_REQUIRED WORK_
Quote the records below in full, exactly as given, with the images taken out.

══ ENTRIES ══

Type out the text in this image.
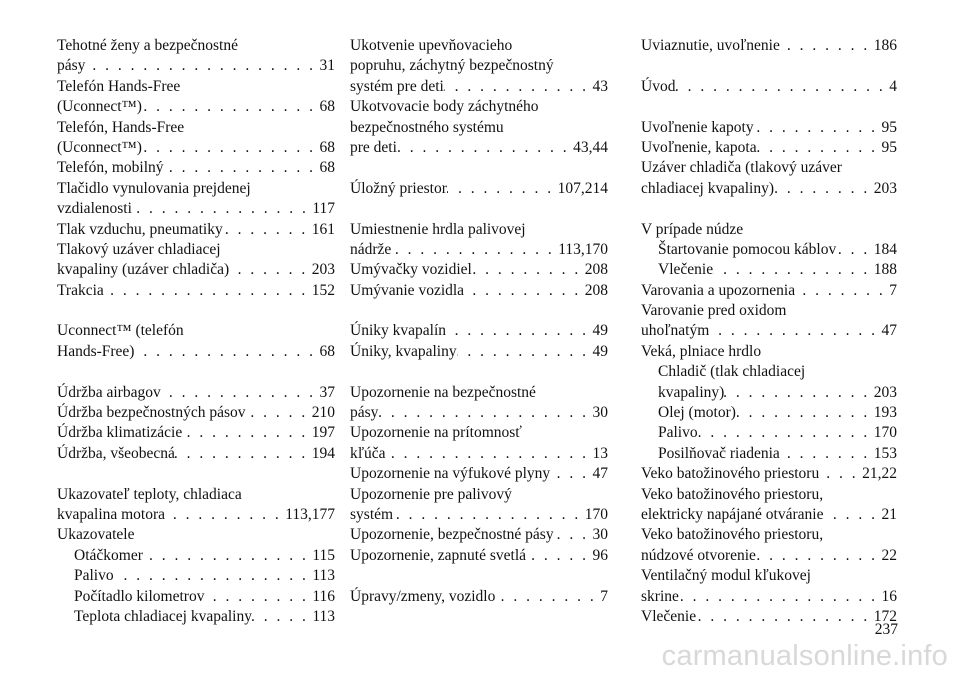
Tehotné ženy a bezpečnostné
pásy . . .	31
Telefón Hands-Free
(Uconnect™) . . .	68
Telefón, Hands-Free
(Uconnect™) . . .	68
Telefón, mobilný . . .	68
Tlačidlo vynulovania prejdenej
vzdialenosti . . .	117
Tlak vzduchu, pneumatiky . . .	161
Tlakový uzáver chladiacej
kvapaliny (uzáver chladiča) . . .	203
Trakcia . . .	152
Uconnect™ (telefón
Hands-Free) . . .	68
Údržba airbagov . . .	37
Údržba bezpečnostných pásov . . .	210
Údržba klimatizácie . . .	197
Údržba, všeobecná . . .	194
Ukazovateľ teploty, chladiaca
kvapalina motora . . .	113,177
Ukazovatele
Otáčkomer . . .	115
Palivo . . .	113
Počítadlo kilometrov . . .	116
Teplota chladiacej kvapaliny . . .	113
Ukotvenie upevňovacieho
popruhu, záchytný bezpečnostný
systém pre deti . . .	43
Ukotvovacie body záchytného
bezpečnostného systému
pre deti . . .	43,44
Úložný priestor . . .	107,214
Umiestnenie hrdla palivovej
nádrže . . .	113,170
Umývačky vozidiel . . .	208
Umývanie vozidla . . .	208
Úniky kvapalín . . .	49
Úniky, kvapaliny . . .	49
Upozornenie na bezpečnostné
pásy . . .	30
Upozornenie na prítomnosť
kľúča . . .	13
Upozornenie na výfukové plyny . . .	47
Upozornenie pre palivový
systém . . .	170
Upozornenie, bezpečnostné pásy . . .	30
Upozornenie, zapnuté svetlá . . .	96
Úpravy/zmeny, vozidlo . . .	7
Uviaznutie, uvoľnenie . . .	186
Úvod . . .	4
Uvoľnenie kapoty . . .	95
Uvoľnenie, kapota . . .	95
Uzáver chladiča (tlakový uzáver
chladiacej kvapaliny) . . .	203
V prípade núdze
Štartovanie pomocou káblov . . . 184
Vlečenie . . .	188
Varovania a upozornenia . . .	7
Varovanie pred oxidom
uhoľnatým . . .	47
Veká, plniace hrdlo
Chladič (tlak chladiacej
kvapaliny) . . .	203
Olej (motor) . . .	193
Palivo . . .	170
Posilňovač riadenia . . .	153
Veko batožinového priestoru . . .	21,22
Veko batožinového priestoru,
elektricky napájané otváranie . . .	21
Veko batožinového priestoru,
núdzové otvorenie . . .	22
Ventilačný modul kľukovej
skrine . . .	16
Vlečenie . . .	172
237
carmanualsonline.info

═══

_ANSWER FOR THIS EXERCISE_
Type out the text in this image.
Tehotné ženy a bezpečnostné
pásy . . .	31
Telefón Hands-Free
(Uconnect™) . . .	68
Telefón, Hands-Free
(Uconnect™) . . .	68
Telefón, mobilný . . .	68
Tlačidlo vynulovania prejdenej
vzdialenosti . . .	117
Tlak vzduchu, pneumatiky . . .	161
Tlakový uzáver chladiacej
kvapaliny (uzáver chladiča) . . .	203
Trakcia . . .	152
Uconnect™ (telefón
Hands-Free) . . .	68
Údržba airbagov . . .	37
Údržba bezpečnostných pásov . . .	210
Údržba klimatizácie . . .	197
Údržba, všeobecná . . .	194
Ukazovateľ teploty, chladiaca
kvapalina motora . . .	113,177
Ukazovatele
Otáčkomer . . .	115
Palivo . . .	113
Počítadlo kilometrov . . .	116
Teplota chladiacej kvapaliny . . .	113
Ukotvenie upevňovacieho
popruhu, záchytný bezpečnostný
systém pre deti . . .	43
Ukotvovacie body záchytného
bezpečnostného systému
pre deti . . .	43,44
Úložný priestor . . .	107,214
Umiestnenie hrdla palivovej
nádrže . . .	113,170
Umývačky vozidiel . . .	208
Umývanie vozidla . . .	208
Úniky kvapalín . . .	49
Úniky, kvapaliny . . .	49
Upozornenie na bezpečnostné
pásy . . .	30
Upozornenie na prítomnosť
kľúča . . .	13
Upozornenie na výfukové plyny . . .	47
Upozornenie pre palivový
systém . . .	170
Upozornenie, bezpečnostné pásy . . .	30
Upozornenie, zapnuté svetlá . . .	96
Úpravy/zmeny, vozidlo . . .	7
Uviaznutie, uvoľnenie . . .	186
Úvod . . .	4
Uvoľnenie kapoty . . .	95
Uvoľnenie, kapota . . .	95
Uzáver chladiča (tlakový uzáver
chladiacej kvapaliny) . . .	203
V prípade núdze
Štartovanie pomocou káblov . . . 184
Vlečenie . . .	188
Varovania a upozornenia . . .	7
Varovanie pred oxidom
uhoľnatým . . .	47
Veká, plniace hrdlo
Chladič (tlak chladiacej
kvapaliny) . . .	203
Olej (motor) . . .	193
Palivo . . .	170
Posilňovač riadenia . . .	153
Veko batožinového priestoru . . .	21,22
Veko batožinového priestoru,
elektricky napájané otváranie . . .	21
Veko batožinového priestoru,
núdzové otvorenie . . .	22
Ventilačný modul kľukovej
skrine . . .	16
Vlečenie . . .	172
237
carmanualsonline.info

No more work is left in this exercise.